## start
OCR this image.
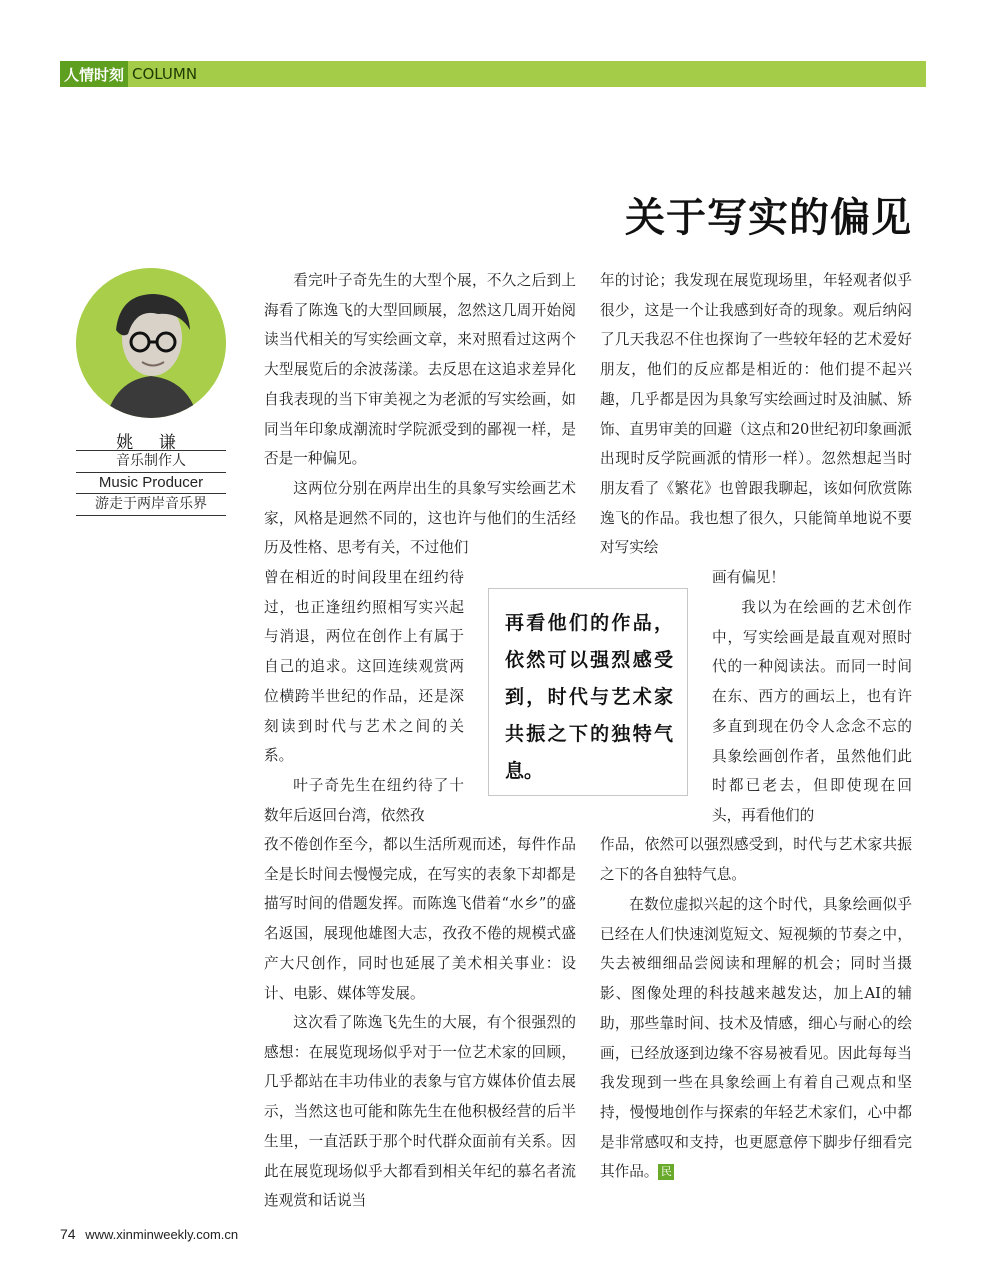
人情时刻 COLUMN
关于写实的偏见
姚 谦
音乐制作人
Music Producer
游走于两岸音乐界

看完叶子奇先生的大型个展，不久之后到上海看了陈逸飞的大型回顾展，忽然这几周开始阅读当代相关的写实绘画文章，来对照看过这两个大型展览后的余波荡漾。去反思在这追求差异化自我表现的当下审美视之为老派的写实绘画，如同当年印象成潮流时学院派受到的鄙视一样，是否是一种偏见。

这两位分别在两岸出生的具象写实绘画艺术家，风格是迥然不同的，这也许与他们的生活经历及性格、思考有关，不过他们

曾在相近的时间段里在纽约待过，也正逢纽约照相写实兴起与消退，两位在创作上有属于自己的追求。这回连续观赏两位横跨半世纪的作品，还是深刻读到时代与艺术之间的关系。

叶子奇先生在纽约待了十数年后返回台湾，依然孜

孜不倦创作至今，都以生活所观而述，每件作品全是长时间去慢慢完成，在写实的表象下却都是描写时间的借题发挥。而陈逸飞借着“水乡”的盛名返国，展现他雄图大志，孜孜不倦的规模式盛产大尺创作，同时也延展了美术相关事业：设计、电影、媒体等发展。

这次看了陈逸飞先生的大展，有个很强烈的感想：在展览现场似乎对于一位艺术家的回顾，几乎都站在丰功伟业的表象与官方媒体价值去展示，当然这也可能和陈先生在他积极经营的后半生里，一直活跃于那个时代群众面前有关系。因此在展览现场似乎大都看到相关年纪的慕名者流连观赏和话说当

年的讨论；我发现在展览现场里，年轻观者似乎很少，这是一个让我感到好奇的现象。观后纳闷了几天我忍不住也探询了一些较年轻的艺术爱好朋友，他们的反应都是相近的：他们提不起兴趣，几乎都是因为具象写实绘画过时及油腻、矫饰、直男审美的回避（这点和20世纪初印象画派出现时反学院画派的情形一样）。忽然想起当时朋友看了《繁花》也曾跟我聊起，该如何欣赏陈逸飞的作品。我也想了很久，只能简单地说不要对写实绘

画有偏见！

我以为在绘画的艺术创作中，写实绘画是最直观对照时代的一种阅读法。而同一时间在东、西方的画坛上，也有许多直到现在仍令人念念不忘的具象绘画创作者，虽然他们此时都已老去，但即使现在回头，再看他们的

作品，依然可以强烈感受到，时代与艺术家共振之下的各自独特气息。

在数位虚拟兴起的这个时代，具象绘画似乎已经在人们快速浏览短文、短视频的节奏之中，失去被细细品尝阅读和理解的机会；同时当摄影、图像处理的科技越来越发达，加上AI的辅助，那些靠时间、技术及情感，细心与耐心的绘画，已经放逐到边缘不容易被看见。因此每每当我发现到一些在具象绘画上有着自己观点和坚持，慢慢地创作与探索的年轻艺术家们，心中都是非常感叹和支持，也更愿意停下脚步仔细看完其作品。 民

再看他们的作品，依然可以强烈感受到，时代与艺术家共振之下的独特气息。

74 www.xinminweekly.com.cn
## end
# EXERCISE DETAILS
Your copy should hold every record word for word and none of the pictures.

# ANSWER
OCR this image.
人情时刻 COLUMN
关于写实的偏见
姚 谦
音乐制作人
Music Producer
游走于两岸音乐界

看完叶子奇先生的大型个展，不久之后到上海看了陈逸飞的大型回顾展，忽然这几周开始阅读当代相关的写实绘画文章，来对照看过这两个大型展览后的余波荡漾。去反思在这追求差异化自我表现的当下审美视之为老派的写实绘画，如同当年印象成潮流时学院派受到的鄙视一样，是否是一种偏见。

这两位分别在两岸出生的具象写实绘画艺术家，风格是迥然不同的，这也许与他们的生活经历及性格、思考有关，不过他们

曾在相近的时间段里在纽约待过，也正逢纽约照相写实兴起与消退，两位在创作上有属于自己的追求。这回连续观赏两位横跨半世纪的作品，还是深刻读到时代与艺术之间的关系。

叶子奇先生在纽约待了十数年后返回台湾，依然孜

孜不倦创作至今，都以生活所观而述，每件作品全是长时间去慢慢完成，在写实的表象下却都是描写时间的借题发挥。而陈逸飞借着“水乡”的盛名返国，展现他雄图大志，孜孜不倦的规模式盛产大尺创作，同时也延展了美术相关事业：设计、电影、媒体等发展。

这次看了陈逸飞先生的大展，有个很强烈的感想：在展览现场似乎对于一位艺术家的回顾，几乎都站在丰功伟业的表象与官方媒体价值去展示，当然这也可能和陈先生在他积极经营的后半生里，一直活跃于那个时代群众面前有关系。因此在展览现场似乎大都看到相关年纪的慕名者流连观赏和话说当

年的讨论；我发现在展览现场里，年轻观者似乎很少，这是一个让我感到好奇的现象。观后纳闷了几天我忍不住也探询了一些较年轻的艺术爱好朋友，他们的反应都是相近的：他们提不起兴趣，几乎都是因为具象写实绘画过时及油腻、矫饰、直男审美的回避（这点和20世纪初印象画派出现时反学院画派的情形一样）。忽然想起当时朋友看了《繁花》也曾跟我聊起，该如何欣赏陈逸飞的作品。我也想了很久，只能简单地说不要对写实绘

画有偏见！

我以为在绘画的艺术创作中，写实绘画是最直观对照时代的一种阅读法。而同一时间在东、西方的画坛上，也有许多直到现在仍令人念念不忘的具象绘画创作者，虽然他们此时都已老去，但即使现在回头，再看他们的

作品，依然可以强烈感受到，时代与艺术家共振之下的各自独特气息。

在数位虚拟兴起的这个时代，具象绘画似乎已经在人们快速浏览短文、短视频的节奏之中，失去被细细品尝阅读和理解的机会；同时当摄影、图像处理的科技越来越发达，加上AI的辅助，那些靠时间、技术及情感，细心与耐心的绘画，已经放逐到边缘不容易被看见。因此每每当我发现到一些在具象绘画上有着自己观点和坚持，慢慢地创作与探索的年轻艺术家们，心中都是非常感叹和支持，也更愿意停下脚步仔细看完其作品。 民

再看他们的作品，依然可以强烈感受到，时代与艺术家共振之下的独特气息。

74 www.xinminweekly.com.cn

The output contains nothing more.